[Extracted records]

━━━━━━━━━━━━━━━━

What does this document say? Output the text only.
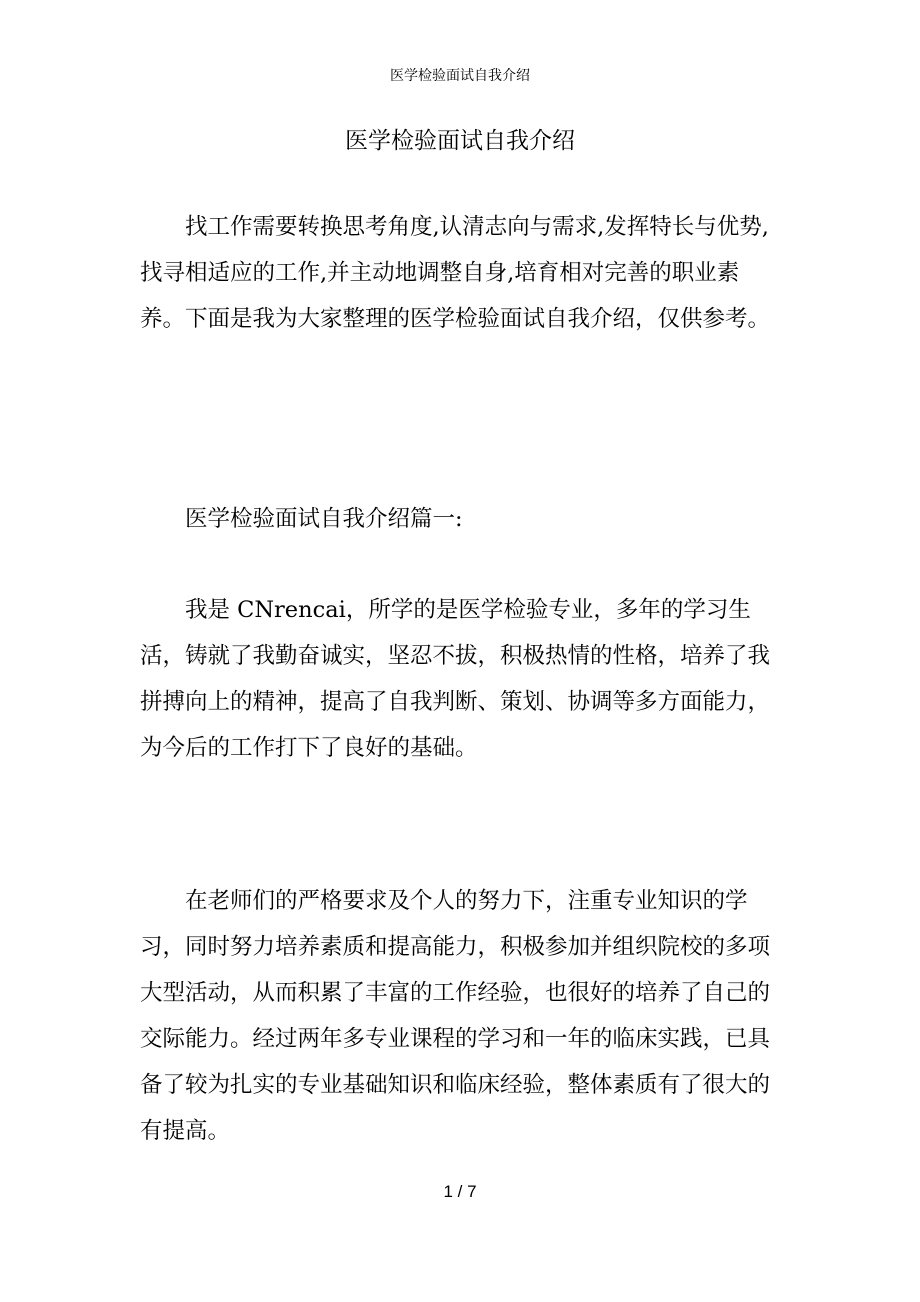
医学检验面试自我介绍
医学检验面试自我介绍

找工作需要转换思考角度,认清志向与需求,发挥特长与优势,找寻相适应的工作,并主动地调整自身,培育相对完善的职业素养。下面是我为大家整理的医学检验面试自我介绍，仅供参考。

医学检验面试自我介绍篇一:

我是 CNrencai，所学的是医学检验专业，多年的学习生活，铸就了我勤奋诚实，坚忍不拔，积极热情的性格，培养了我拼搏向上的精神，提高了自我判断、策划、协调等多方面能力，为今后的工作打下了良好的基础。

在老师们的严格要求及个人的努力下，注重专业知识的学习，同时努力培养素质和提高能力，积极参加并组织院校的多项大型活动，从而积累了丰富的工作经验，也很好的培养了自己的交际能力。经过两年多专业课程的学习和一年的临床实践，已具备了较为扎实的专业基础知识和临床经验，整体素质有了很大的有提高。

1 / 7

━━━━━━━━━━━━━━━━

*AIM OF THE TASK*
Every record above should be written out again without change, except that the pictures are left out.

*RESPONSE*
What does this document say? Output the text only.
医学检验面试自我介绍
医学检验面试自我介绍

找工作需要转换思考角度,认清志向与需求,发挥特长与优势,找寻相适应的工作,并主动地调整自身,培育相对完善的职业素养。下面是我为大家整理的医学检验面试自我介绍，仅供参考。

医学检验面试自我介绍篇一:

我是 CNrencai，所学的是医学检验专业，多年的学习生活，铸就了我勤奋诚实，坚忍不拔，积极热情的性格，培养了我拼搏向上的精神，提高了自我判断、策划、协调等多方面能力，为今后的工作打下了良好的基础。

在老师们的严格要求及个人的努力下，注重专业知识的学习，同时努力培养素质和提高能力，积极参加并组织院校的多项大型活动，从而积累了丰富的工作经验，也很好的培养了自己的交际能力。经过两年多专业课程的学习和一年的临床实践，已具备了较为扎实的专业基础知识和临床经验，整体素质有了很大的有提高。

1 / 7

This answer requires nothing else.